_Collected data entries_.
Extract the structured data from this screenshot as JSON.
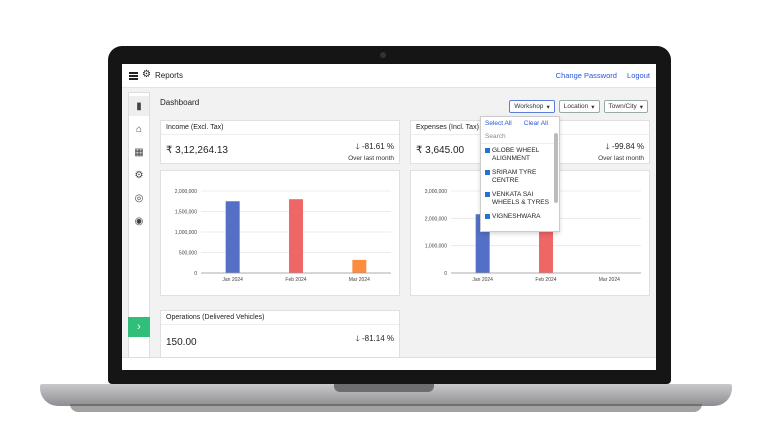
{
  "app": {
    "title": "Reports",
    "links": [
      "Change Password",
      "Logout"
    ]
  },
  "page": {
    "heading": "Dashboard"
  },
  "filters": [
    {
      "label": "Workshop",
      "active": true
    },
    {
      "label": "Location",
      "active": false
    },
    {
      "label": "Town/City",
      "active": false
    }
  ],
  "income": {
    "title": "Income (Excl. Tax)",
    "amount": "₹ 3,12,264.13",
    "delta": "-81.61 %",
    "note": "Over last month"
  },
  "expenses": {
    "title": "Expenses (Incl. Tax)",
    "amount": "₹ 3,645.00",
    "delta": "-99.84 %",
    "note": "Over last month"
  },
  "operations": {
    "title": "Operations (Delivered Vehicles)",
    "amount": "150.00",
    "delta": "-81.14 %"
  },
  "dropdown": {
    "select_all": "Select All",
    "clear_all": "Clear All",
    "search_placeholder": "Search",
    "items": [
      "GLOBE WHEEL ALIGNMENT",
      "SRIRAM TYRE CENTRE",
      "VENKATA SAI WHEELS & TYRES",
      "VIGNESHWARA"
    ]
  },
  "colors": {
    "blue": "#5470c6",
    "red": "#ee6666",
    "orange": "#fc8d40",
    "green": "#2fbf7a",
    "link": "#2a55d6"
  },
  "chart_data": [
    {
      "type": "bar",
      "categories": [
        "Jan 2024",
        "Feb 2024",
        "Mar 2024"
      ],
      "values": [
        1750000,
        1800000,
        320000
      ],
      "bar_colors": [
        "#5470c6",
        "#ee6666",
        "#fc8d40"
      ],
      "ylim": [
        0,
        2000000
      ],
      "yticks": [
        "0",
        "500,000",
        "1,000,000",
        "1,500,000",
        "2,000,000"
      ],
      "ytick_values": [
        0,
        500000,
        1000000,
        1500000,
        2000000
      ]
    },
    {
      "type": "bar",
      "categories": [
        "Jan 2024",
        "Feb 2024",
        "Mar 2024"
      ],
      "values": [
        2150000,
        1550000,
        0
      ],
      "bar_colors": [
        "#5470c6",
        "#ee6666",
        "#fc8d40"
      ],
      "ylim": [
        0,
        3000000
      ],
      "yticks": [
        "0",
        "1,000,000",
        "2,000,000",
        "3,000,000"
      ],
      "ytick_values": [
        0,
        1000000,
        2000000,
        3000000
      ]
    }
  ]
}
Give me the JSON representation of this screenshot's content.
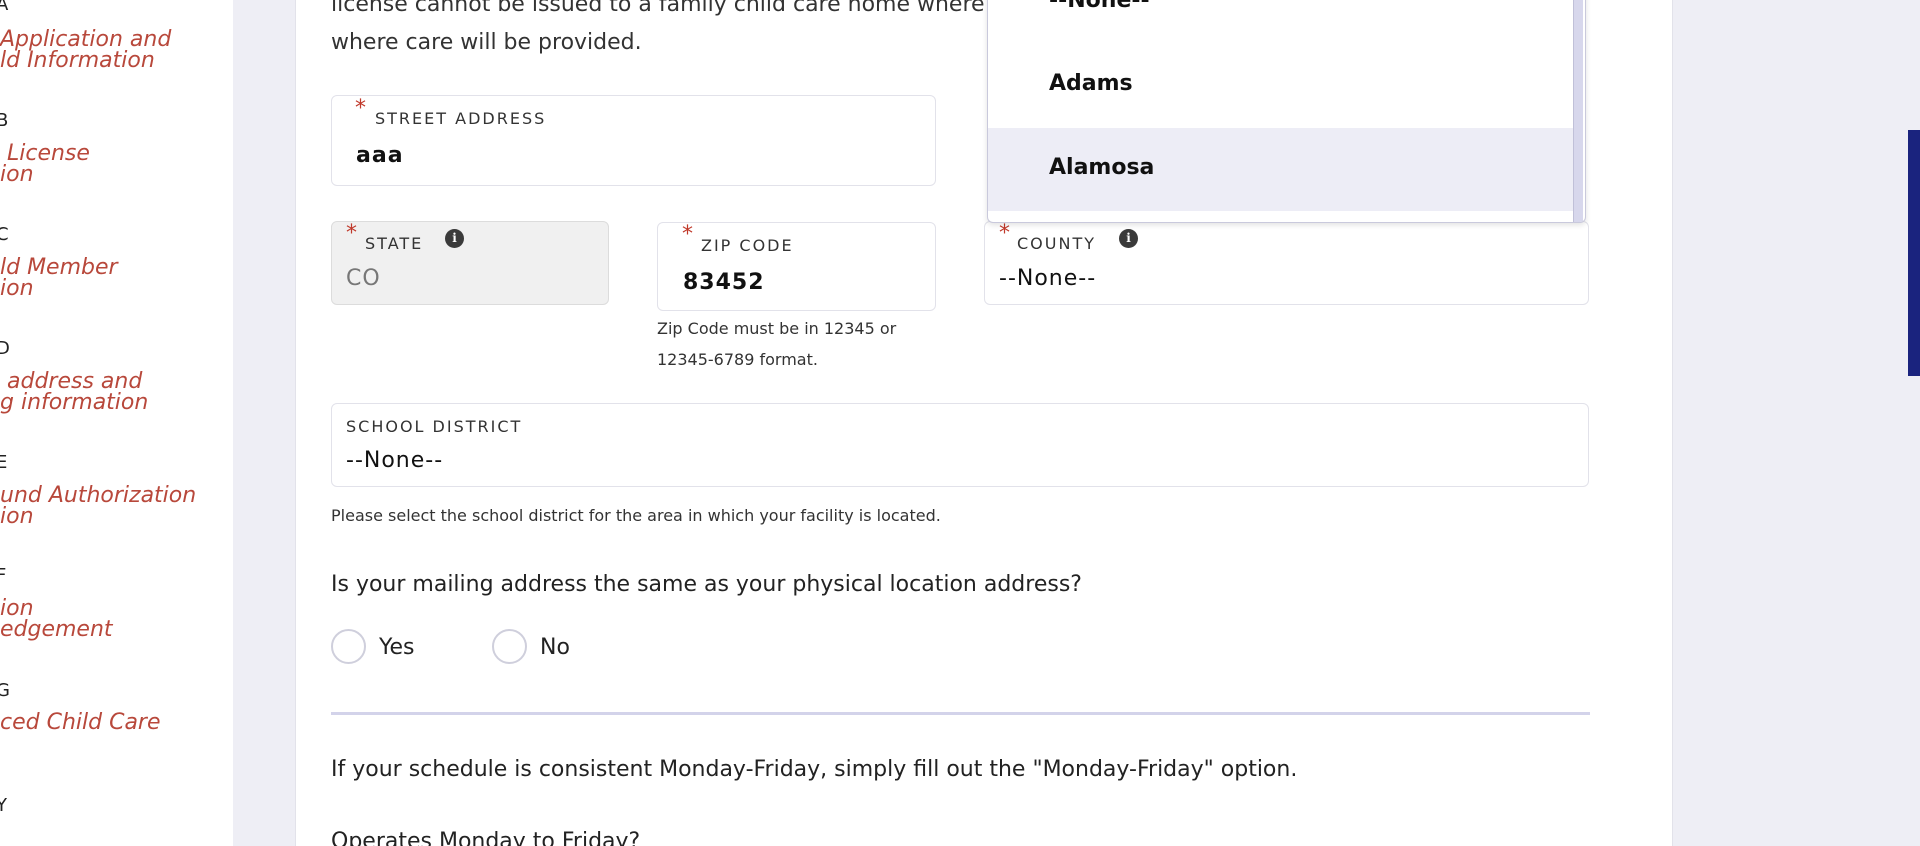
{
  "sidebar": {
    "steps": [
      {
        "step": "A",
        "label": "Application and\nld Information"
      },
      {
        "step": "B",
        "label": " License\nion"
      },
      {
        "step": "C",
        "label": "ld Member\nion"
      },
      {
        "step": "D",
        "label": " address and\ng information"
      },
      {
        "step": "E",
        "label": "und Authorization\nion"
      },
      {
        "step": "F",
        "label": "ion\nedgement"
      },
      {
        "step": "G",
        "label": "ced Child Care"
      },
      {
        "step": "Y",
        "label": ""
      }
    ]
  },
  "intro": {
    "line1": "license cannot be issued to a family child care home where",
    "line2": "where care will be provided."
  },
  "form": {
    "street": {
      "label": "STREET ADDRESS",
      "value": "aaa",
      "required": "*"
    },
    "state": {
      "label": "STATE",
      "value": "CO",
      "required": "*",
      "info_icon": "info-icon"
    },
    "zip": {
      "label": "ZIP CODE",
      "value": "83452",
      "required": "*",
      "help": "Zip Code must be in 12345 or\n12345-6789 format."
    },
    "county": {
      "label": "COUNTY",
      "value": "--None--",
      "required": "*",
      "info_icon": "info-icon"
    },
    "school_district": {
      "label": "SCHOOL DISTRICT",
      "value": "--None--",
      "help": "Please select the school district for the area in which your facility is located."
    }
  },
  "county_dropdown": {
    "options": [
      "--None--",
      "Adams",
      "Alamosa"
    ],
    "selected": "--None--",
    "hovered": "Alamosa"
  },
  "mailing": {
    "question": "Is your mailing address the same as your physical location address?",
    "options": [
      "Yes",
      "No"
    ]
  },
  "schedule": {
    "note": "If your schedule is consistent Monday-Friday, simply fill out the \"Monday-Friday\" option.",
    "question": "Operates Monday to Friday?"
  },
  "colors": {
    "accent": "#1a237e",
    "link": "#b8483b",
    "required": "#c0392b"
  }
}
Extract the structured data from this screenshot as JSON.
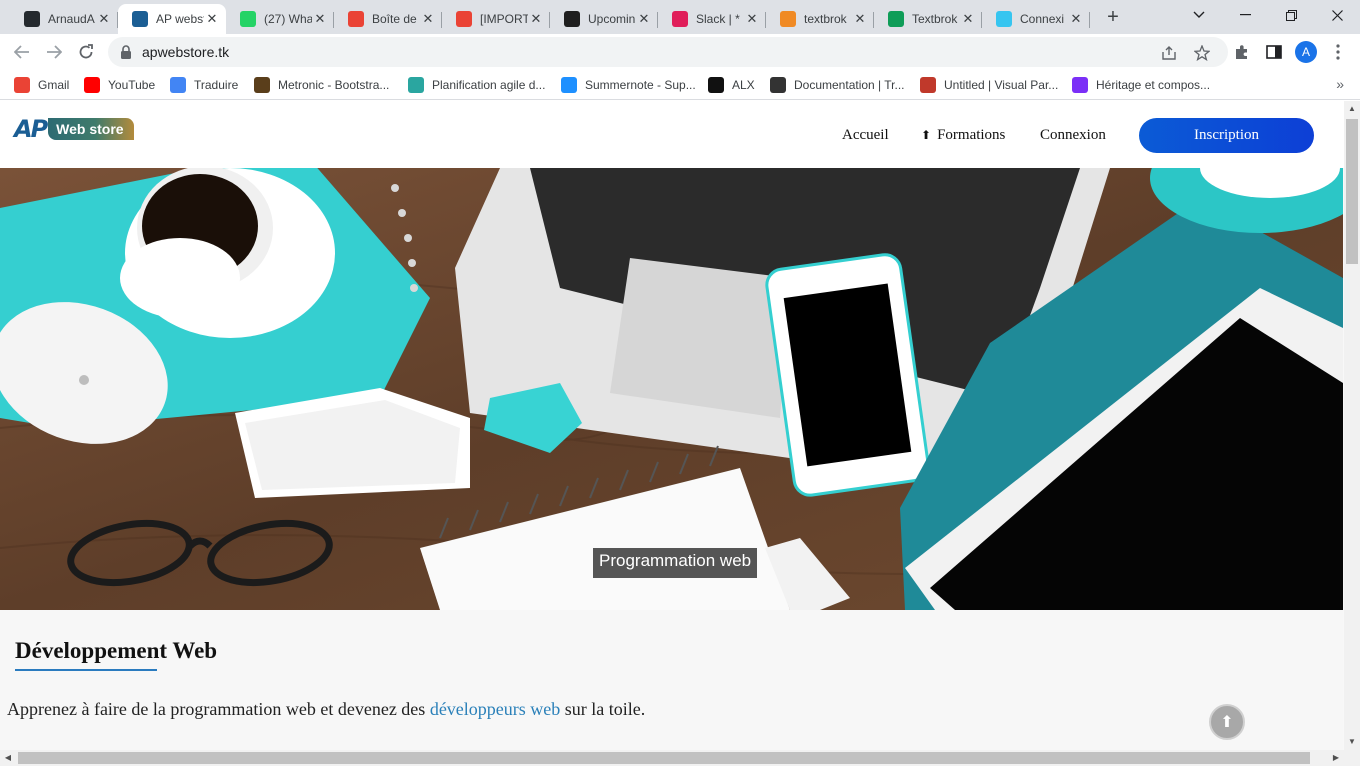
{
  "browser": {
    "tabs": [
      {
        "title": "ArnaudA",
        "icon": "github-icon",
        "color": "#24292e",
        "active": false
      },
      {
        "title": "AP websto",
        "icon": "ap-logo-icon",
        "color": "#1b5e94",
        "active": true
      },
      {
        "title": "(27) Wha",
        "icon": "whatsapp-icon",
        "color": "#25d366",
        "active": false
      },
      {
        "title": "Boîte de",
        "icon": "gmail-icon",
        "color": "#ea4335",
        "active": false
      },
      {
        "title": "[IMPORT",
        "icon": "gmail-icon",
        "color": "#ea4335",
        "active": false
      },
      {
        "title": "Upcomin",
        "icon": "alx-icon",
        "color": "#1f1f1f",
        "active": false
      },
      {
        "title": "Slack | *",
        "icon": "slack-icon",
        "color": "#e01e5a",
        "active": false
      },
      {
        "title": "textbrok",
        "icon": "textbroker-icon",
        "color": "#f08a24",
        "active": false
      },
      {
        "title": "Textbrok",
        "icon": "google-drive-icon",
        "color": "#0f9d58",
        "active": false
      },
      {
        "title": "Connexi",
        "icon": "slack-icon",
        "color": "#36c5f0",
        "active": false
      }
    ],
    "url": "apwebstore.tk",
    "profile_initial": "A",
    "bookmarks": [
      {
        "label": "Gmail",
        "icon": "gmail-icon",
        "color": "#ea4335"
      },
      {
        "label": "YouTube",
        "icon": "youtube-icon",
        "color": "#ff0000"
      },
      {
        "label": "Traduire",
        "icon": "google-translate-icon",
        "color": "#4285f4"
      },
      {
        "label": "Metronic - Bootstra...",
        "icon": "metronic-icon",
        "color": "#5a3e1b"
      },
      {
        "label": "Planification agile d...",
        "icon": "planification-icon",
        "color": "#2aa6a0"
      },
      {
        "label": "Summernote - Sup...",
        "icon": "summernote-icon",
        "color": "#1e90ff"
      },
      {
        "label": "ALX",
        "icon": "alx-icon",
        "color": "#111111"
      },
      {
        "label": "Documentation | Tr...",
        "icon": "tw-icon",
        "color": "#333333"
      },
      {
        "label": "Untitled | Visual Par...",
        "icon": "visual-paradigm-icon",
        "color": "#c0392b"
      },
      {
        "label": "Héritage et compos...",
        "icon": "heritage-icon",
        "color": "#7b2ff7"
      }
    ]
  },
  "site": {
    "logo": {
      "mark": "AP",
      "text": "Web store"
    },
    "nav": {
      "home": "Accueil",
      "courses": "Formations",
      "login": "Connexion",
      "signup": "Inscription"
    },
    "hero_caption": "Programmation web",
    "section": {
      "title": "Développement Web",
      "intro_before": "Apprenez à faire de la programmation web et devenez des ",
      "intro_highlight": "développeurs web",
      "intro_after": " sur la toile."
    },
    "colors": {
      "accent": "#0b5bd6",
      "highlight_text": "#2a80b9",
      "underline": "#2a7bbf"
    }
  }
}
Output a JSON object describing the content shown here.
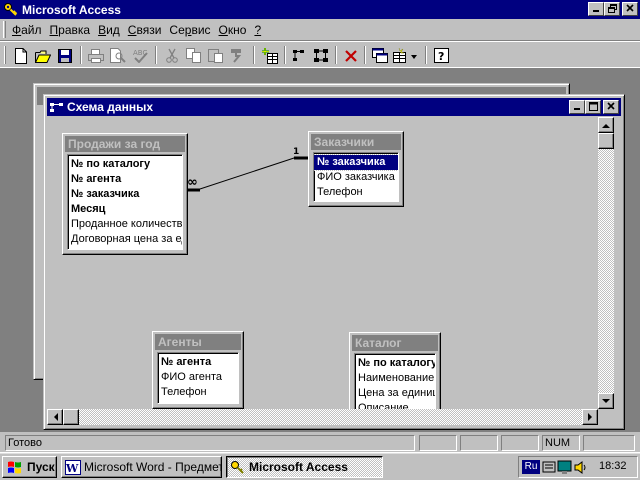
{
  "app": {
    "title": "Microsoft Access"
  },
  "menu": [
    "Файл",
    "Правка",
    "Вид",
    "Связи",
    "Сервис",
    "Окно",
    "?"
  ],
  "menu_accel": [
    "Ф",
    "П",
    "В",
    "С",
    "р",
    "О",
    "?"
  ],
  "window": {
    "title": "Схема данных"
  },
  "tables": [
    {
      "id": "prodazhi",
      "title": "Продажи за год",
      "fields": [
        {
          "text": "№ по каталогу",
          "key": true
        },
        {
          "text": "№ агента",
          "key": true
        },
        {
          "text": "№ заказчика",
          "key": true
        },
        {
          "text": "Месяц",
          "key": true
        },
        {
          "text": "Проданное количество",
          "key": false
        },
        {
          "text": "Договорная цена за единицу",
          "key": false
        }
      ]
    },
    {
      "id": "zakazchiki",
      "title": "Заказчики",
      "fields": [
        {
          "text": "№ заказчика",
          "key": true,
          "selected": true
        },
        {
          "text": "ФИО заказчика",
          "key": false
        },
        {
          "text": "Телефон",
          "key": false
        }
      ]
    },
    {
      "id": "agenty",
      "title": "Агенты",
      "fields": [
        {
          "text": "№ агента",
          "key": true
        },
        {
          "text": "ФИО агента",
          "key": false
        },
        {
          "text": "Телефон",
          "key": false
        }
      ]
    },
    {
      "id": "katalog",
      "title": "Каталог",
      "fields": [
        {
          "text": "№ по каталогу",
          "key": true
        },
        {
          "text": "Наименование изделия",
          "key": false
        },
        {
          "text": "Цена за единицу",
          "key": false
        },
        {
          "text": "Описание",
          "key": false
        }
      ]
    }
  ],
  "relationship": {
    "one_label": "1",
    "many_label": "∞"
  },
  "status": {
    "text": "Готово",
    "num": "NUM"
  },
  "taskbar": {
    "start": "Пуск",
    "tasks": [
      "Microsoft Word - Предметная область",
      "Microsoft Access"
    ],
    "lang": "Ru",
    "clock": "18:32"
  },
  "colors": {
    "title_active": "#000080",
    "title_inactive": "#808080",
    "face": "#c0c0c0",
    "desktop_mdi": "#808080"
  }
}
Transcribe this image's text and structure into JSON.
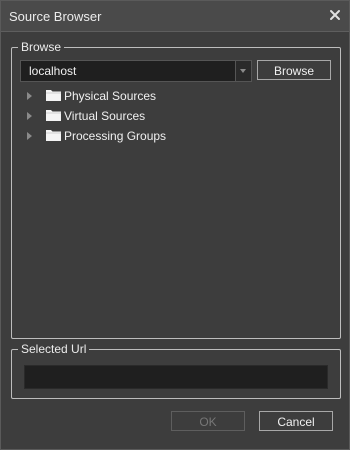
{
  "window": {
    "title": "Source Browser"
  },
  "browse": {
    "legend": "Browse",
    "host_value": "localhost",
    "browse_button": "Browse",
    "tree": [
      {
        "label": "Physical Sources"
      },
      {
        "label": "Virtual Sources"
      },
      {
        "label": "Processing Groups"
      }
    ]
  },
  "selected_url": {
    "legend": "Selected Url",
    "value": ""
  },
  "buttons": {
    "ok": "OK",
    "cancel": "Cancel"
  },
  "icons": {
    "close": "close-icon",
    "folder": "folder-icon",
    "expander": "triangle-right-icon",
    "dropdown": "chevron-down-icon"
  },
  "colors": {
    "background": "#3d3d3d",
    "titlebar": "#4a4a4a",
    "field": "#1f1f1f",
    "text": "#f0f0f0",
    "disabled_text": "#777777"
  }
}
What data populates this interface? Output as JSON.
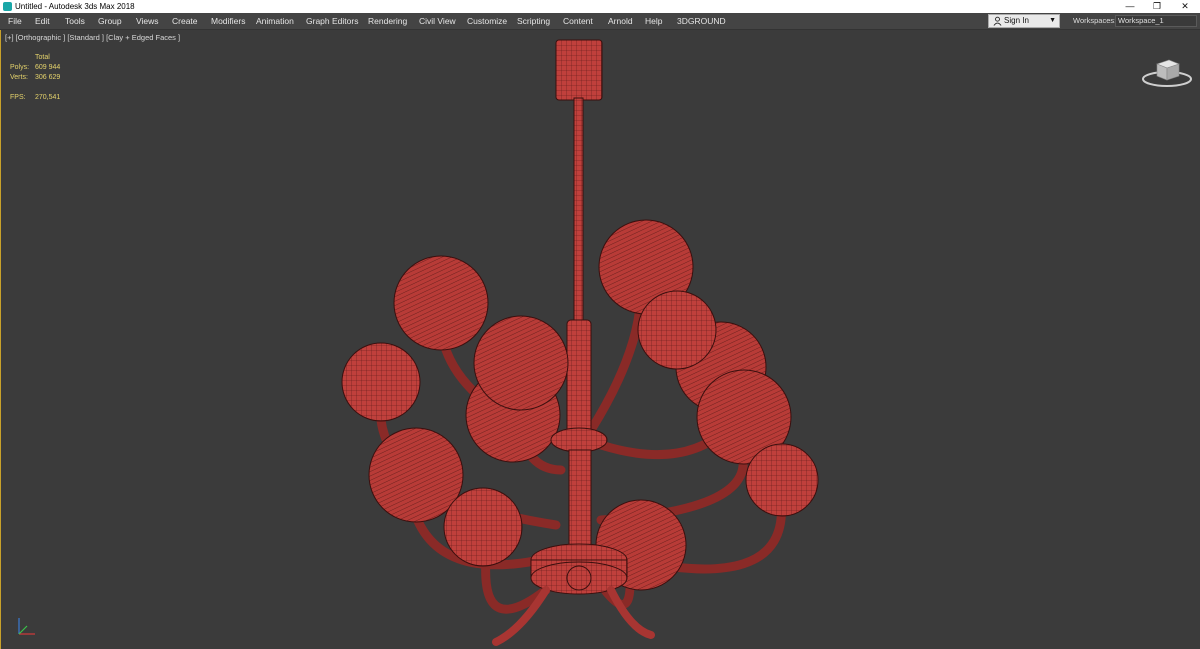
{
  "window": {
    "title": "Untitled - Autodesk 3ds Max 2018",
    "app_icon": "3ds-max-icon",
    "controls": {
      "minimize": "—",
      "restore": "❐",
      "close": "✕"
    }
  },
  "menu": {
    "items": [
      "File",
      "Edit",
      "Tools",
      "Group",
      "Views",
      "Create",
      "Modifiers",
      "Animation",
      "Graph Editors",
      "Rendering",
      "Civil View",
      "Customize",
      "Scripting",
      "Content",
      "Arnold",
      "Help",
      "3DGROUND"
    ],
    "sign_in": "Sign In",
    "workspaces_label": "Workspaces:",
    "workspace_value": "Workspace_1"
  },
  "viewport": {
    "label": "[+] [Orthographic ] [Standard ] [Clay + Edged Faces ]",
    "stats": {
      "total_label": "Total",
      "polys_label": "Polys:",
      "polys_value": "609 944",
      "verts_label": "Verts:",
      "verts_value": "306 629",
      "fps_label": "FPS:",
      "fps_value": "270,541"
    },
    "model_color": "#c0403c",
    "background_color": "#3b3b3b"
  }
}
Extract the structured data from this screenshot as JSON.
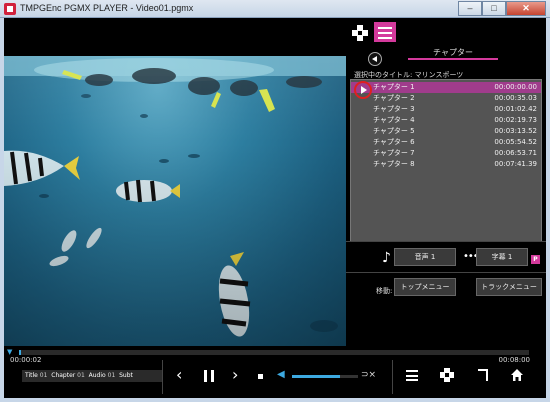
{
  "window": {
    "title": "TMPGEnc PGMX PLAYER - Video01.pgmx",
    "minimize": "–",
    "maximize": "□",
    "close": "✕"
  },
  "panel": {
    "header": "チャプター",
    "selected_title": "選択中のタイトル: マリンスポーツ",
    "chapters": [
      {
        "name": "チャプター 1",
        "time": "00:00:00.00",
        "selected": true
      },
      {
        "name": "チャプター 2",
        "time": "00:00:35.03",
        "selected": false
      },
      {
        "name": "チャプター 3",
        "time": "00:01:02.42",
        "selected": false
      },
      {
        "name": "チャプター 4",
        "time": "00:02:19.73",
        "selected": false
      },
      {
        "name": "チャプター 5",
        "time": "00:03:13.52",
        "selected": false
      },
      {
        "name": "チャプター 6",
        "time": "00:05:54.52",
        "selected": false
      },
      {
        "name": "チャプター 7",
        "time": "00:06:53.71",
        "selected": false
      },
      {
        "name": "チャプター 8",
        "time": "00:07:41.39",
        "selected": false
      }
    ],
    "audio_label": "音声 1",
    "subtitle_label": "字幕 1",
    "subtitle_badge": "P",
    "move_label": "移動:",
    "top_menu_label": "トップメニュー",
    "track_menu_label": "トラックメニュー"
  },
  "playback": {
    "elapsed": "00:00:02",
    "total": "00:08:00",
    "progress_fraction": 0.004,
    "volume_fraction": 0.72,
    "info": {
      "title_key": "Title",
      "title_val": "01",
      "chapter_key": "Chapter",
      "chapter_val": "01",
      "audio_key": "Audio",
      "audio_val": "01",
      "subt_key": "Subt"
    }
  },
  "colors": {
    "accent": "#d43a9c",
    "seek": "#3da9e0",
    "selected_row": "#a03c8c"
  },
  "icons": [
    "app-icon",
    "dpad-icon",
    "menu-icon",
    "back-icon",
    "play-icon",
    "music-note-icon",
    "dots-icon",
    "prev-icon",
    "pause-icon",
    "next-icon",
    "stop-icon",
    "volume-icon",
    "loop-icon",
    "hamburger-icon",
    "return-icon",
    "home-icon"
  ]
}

_What the task asks_. Scan the records above for the string "home", then report every line that contains it.

_Written solution_.
    "line1": "license cannot be issued to a family child care home where",
      "home": "Accueil",
    "home-icon"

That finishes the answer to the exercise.